> **WORK TO BE COMPLETED**
Copy out every line containing the word "screenshot".

> **Figure record extracts**

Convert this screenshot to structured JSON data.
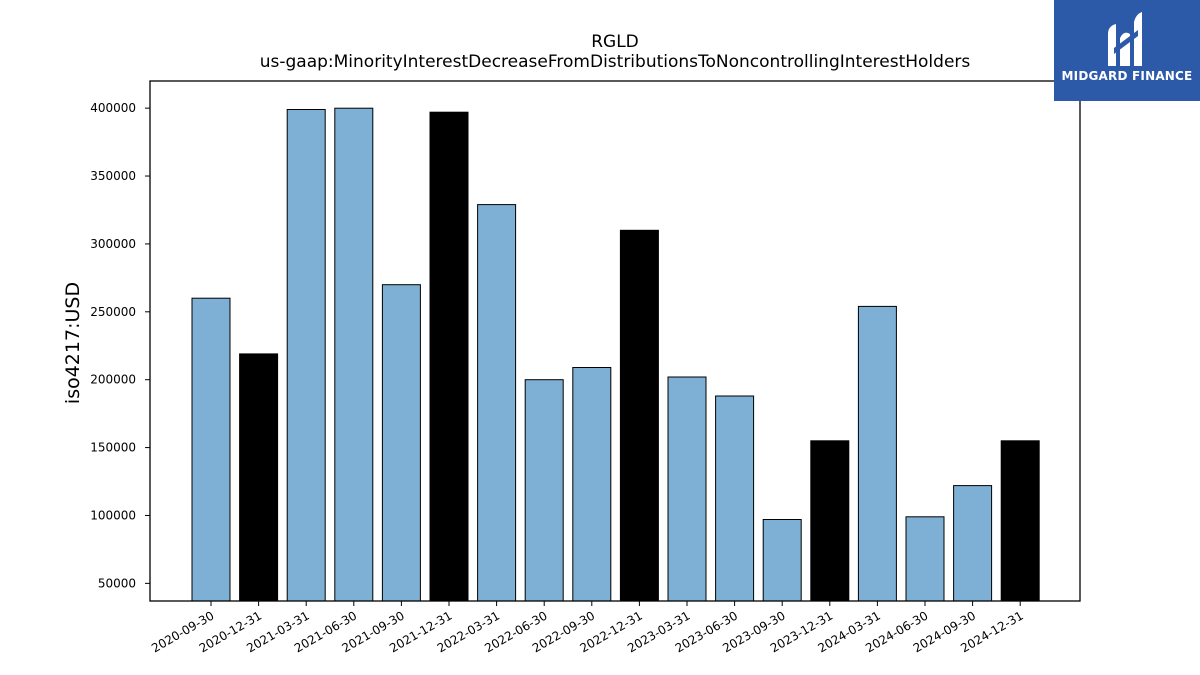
{
  "chart_data": {
    "type": "bar",
    "title": "RGLD",
    "subtitle": "us-gaap:MinorityInterestDecreaseFromDistributionsToNoncontrollingInterestHolders",
    "xlabel": "",
    "ylabel": "iso4217:USD",
    "ylim": [
      37000,
      420000
    ],
    "yticks": [
      50000,
      100000,
      150000,
      200000,
      250000,
      300000,
      350000,
      400000
    ],
    "grid": false,
    "categories": [
      "2020-09-30",
      "2020-12-31",
      "2021-03-31",
      "2021-06-30",
      "2021-09-30",
      "2021-12-31",
      "2022-03-31",
      "2022-06-30",
      "2022-09-30",
      "2022-12-31",
      "2023-03-31",
      "2023-06-30",
      "2023-09-30",
      "2023-12-31",
      "2024-03-31",
      "2024-06-30",
      "2024-09-30",
      "2024-12-31"
    ],
    "values": [
      260000,
      219000,
      399000,
      400000,
      270000,
      397000,
      329000,
      200000,
      209000,
      310000,
      202000,
      188000,
      97000,
      155000,
      254000,
      99000,
      122000,
      155000
    ],
    "colors": {
      "quarter": "#7eafd4",
      "year_end": "#000000",
      "edge": "#000000"
    }
  },
  "logo": {
    "text": "MIDGARD FINANCE",
    "background": "#2d5aa8"
  }
}
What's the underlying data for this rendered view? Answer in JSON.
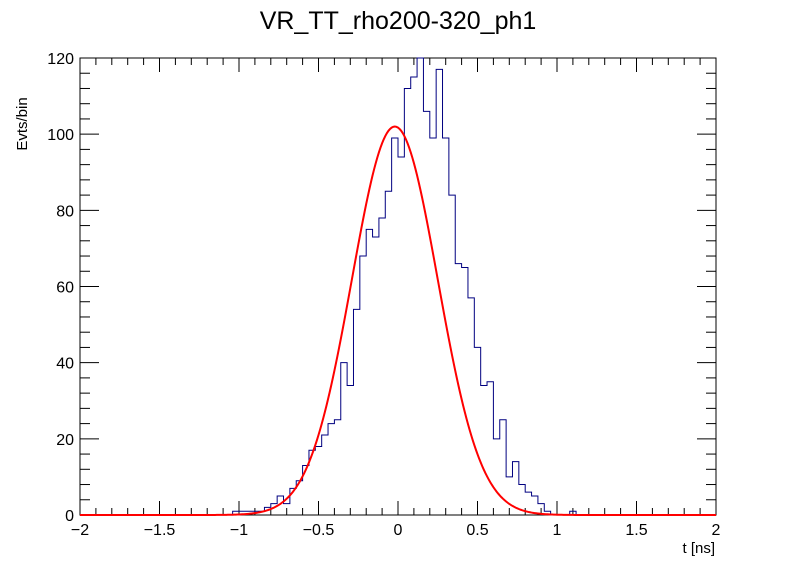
{
  "chart_data": {
    "type": "histogram",
    "title": "VR_TT_rho200-320_ph1",
    "xlabel": "t [ns]",
    "ylabel": "Evts/bin",
    "xlim": [
      -2,
      2
    ],
    "ylim": [
      0,
      120
    ],
    "x_ticks": [
      -2,
      -1.5,
      -1,
      -0.5,
      0,
      0.5,
      1,
      1.5,
      2
    ],
    "x_tick_labels": [
      "−2",
      "−1.5",
      "−1",
      "−0.5",
      "0",
      "0.5",
      "1",
      "1.5",
      "2"
    ],
    "y_ticks": [
      0,
      20,
      40,
      60,
      80,
      100,
      120
    ],
    "y_tick_labels": [
      "0",
      "20",
      "40",
      "60",
      "80",
      "100",
      "120"
    ],
    "histogram": {
      "name": "data",
      "color": "#000080",
      "bin_width": 0.04,
      "bin_edges_start": -2.0,
      "counts": [
        0,
        0,
        0,
        0,
        0,
        0,
        0,
        0,
        0,
        0,
        0,
        0,
        0,
        0,
        0,
        0,
        0,
        0,
        0,
        0,
        0,
        0,
        0,
        0,
        1,
        1,
        1,
        1,
        1,
        2,
        3,
        5,
        3,
        7,
        9,
        13,
        17,
        18,
        21,
        24,
        25,
        40,
        34,
        54,
        68,
        75,
        73,
        78,
        85,
        99,
        94,
        112,
        115,
        122,
        106,
        99,
        117,
        99,
        84,
        66,
        65,
        57,
        44,
        34,
        35,
        20,
        25,
        10,
        14,
        8,
        6,
        5,
        3,
        1,
        0,
        0,
        0,
        1,
        0,
        0,
        0,
        0,
        0,
        0,
        0,
        0,
        0,
        0,
        0,
        0,
        0,
        0,
        0,
        0,
        0,
        0,
        0,
        0,
        0,
        0
      ]
    },
    "fit": {
      "name": "gaussian fit",
      "color": "#ff0000",
      "amplitude": 102,
      "mean": -0.02,
      "sigma": 0.27
    }
  }
}
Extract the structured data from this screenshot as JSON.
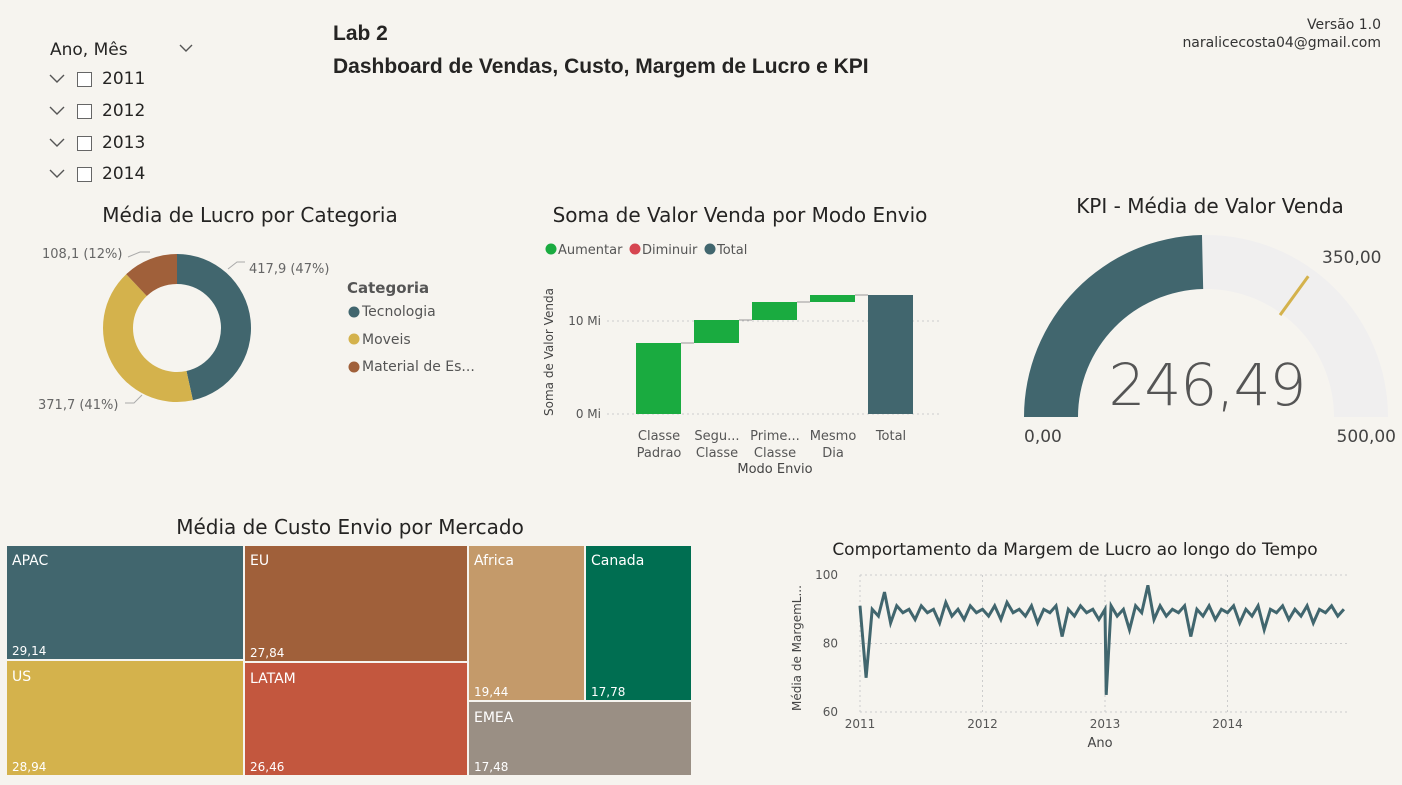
{
  "header": {
    "lab": "Lab 2",
    "subtitle": "Dashboard de Vendas, Custo, Margem de Lucro e KPI",
    "version": "Versão 1.0",
    "email": "naralicecosta04@gmail.com"
  },
  "slicer": {
    "title": "Ano, Mês",
    "items": [
      {
        "label": "2011",
        "checked": false
      },
      {
        "label": "2012",
        "checked": false
      },
      {
        "label": "2013",
        "checked": false
      },
      {
        "label": "2014",
        "checked": false
      }
    ]
  },
  "donut": {
    "title": "Média de Lucro por Categoria",
    "legend_title": "Categoria",
    "slices": [
      {
        "name": "Tecnologia",
        "label": "417,9 (47%)",
        "value": 417.9,
        "color": "#41666e"
      },
      {
        "name": "Moveis",
        "label": "371,7 (41%)",
        "value": 371.7,
        "color": "#d4b24c"
      },
      {
        "name": "Material de Es...",
        "label": "108,1 (12%)",
        "value": 108.1,
        "color": "#a0603a"
      }
    ]
  },
  "waterfall": {
    "title": "Soma de Valor Venda por Modo Envio",
    "legend": [
      {
        "name": "Aumentar",
        "color": "#1aab40"
      },
      {
        "name": "Diminuir",
        "color": "#d64550"
      },
      {
        "name": "Total",
        "color": "#41666e"
      }
    ],
    "ylabel": "Soma de Valor Venda",
    "xlabel": "Modo Envio",
    "yticks": [
      "10 Mi",
      "0 Mi"
    ],
    "categories": [
      {
        "line1": "Classe",
        "line2": "Padrao"
      },
      {
        "line1": "Segu...",
        "line2": "Classe"
      },
      {
        "line1": "Prime...",
        "line2": "Classe"
      },
      {
        "line1": "Mesmo",
        "line2": "Dia"
      },
      {
        "line1": "Total",
        "line2": ""
      }
    ]
  },
  "gauge": {
    "title": "KPI - Média de Valor Venda",
    "value_label": "246,49",
    "min_label": "0,00",
    "max_label": "500,00",
    "target_label": "350,00",
    "value": 246.49,
    "min": 0,
    "max": 500,
    "target": 350,
    "fill_color": "#41666e",
    "track_color": "#f0efef",
    "target_color": "#d4b24c"
  },
  "treemap": {
    "title": "Média de Custo Envio por Mercado",
    "tiles": [
      {
        "name": "APAC",
        "value": "29,14",
        "color": "#41666e"
      },
      {
        "name": "US",
        "value": "28,94",
        "color": "#d4b24c"
      },
      {
        "name": "EU",
        "value": "27,84",
        "color": "#a0603a"
      },
      {
        "name": "LATAM",
        "value": "26,46",
        "color": "#c3573e"
      },
      {
        "name": "Africa",
        "value": "19,44",
        "color": "#c49a6a"
      },
      {
        "name": "EMEA",
        "value": "17,48",
        "color": "#9a8f84"
      },
      {
        "name": "Canada",
        "value": "17,78",
        "color": "#006e51"
      }
    ]
  },
  "chart_data": {
    "type": "line",
    "title": "Comportamento da Margem de Lucro ao longo do Tempo",
    "xlabel": "Ano",
    "ylabel": "Média de MargemL...",
    "xticks": [
      "2011",
      "2012",
      "2013",
      "2014"
    ],
    "yticks": [
      "100",
      "80",
      "60"
    ],
    "ylim": [
      60,
      100
    ],
    "xlim": [
      2011,
      2015
    ],
    "grid": true,
    "series_color": "#41666e",
    "series": [
      {
        "x": [
          2011.0,
          2011.05,
          2011.1,
          2011.15,
          2011.2,
          2011.25,
          2011.3,
          2011.35,
          2011.4,
          2011.45,
          2011.5,
          2011.55,
          2011.6,
          2011.65,
          2011.7,
          2011.75,
          2011.8,
          2011.85,
          2011.9,
          2011.95,
          2012.0,
          2012.05,
          2012.1,
          2012.15,
          2012.2,
          2012.25,
          2012.3,
          2012.35,
          2012.4,
          2012.45,
          2012.5,
          2012.55,
          2012.6,
          2012.65,
          2012.7,
          2012.75,
          2012.8,
          2012.85,
          2012.9,
          2012.95,
          2013.0,
          2013.01,
          2013.05,
          2013.1,
          2013.15,
          2013.2,
          2013.25,
          2013.3,
          2013.35,
          2013.4,
          2013.45,
          2013.5,
          2013.55,
          2013.6,
          2013.65,
          2013.7,
          2013.75,
          2013.8,
          2013.85,
          2013.9,
          2013.95,
          2014.0,
          2014.05,
          2014.1,
          2014.15,
          2014.2,
          2014.25,
          2014.3,
          2014.35,
          2014.4,
          2014.45,
          2014.5,
          2014.55,
          2014.6,
          2014.65,
          2014.7,
          2014.75,
          2014.8,
          2014.85,
          2014.9,
          2014.95
        ],
        "y": [
          91,
          70,
          90,
          88,
          95,
          86,
          91,
          89,
          90,
          87,
          91,
          89,
          90,
          86,
          92,
          88,
          90,
          87,
          91,
          89,
          90,
          88,
          91,
          87,
          92,
          89,
          90,
          88,
          91,
          86,
          90,
          89,
          91,
          82,
          90,
          88,
          91,
          89,
          90,
          87,
          90,
          65,
          91,
          88,
          90,
          84,
          91,
          89,
          97,
          87,
          91,
          88,
          90,
          89,
          91,
          82,
          90,
          88,
          91,
          87,
          90,
          89,
          91,
          86,
          90,
          88,
          91,
          84,
          90,
          89,
          91,
          87,
          90,
          88,
          91,
          86,
          90,
          89,
          91,
          88,
          90
        ]
      }
    ]
  }
}
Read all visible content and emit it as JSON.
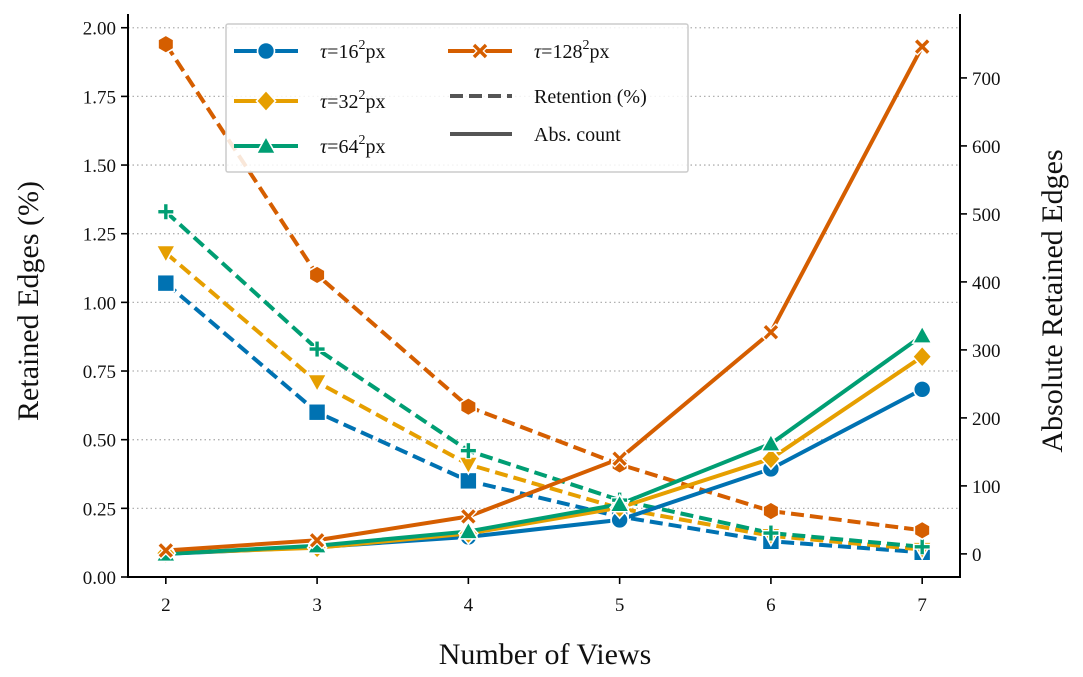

> **REPLY TO THE TASK**
Convert this screenshot to structured JSON data.
Extract the structured data from this screenshot as JSON.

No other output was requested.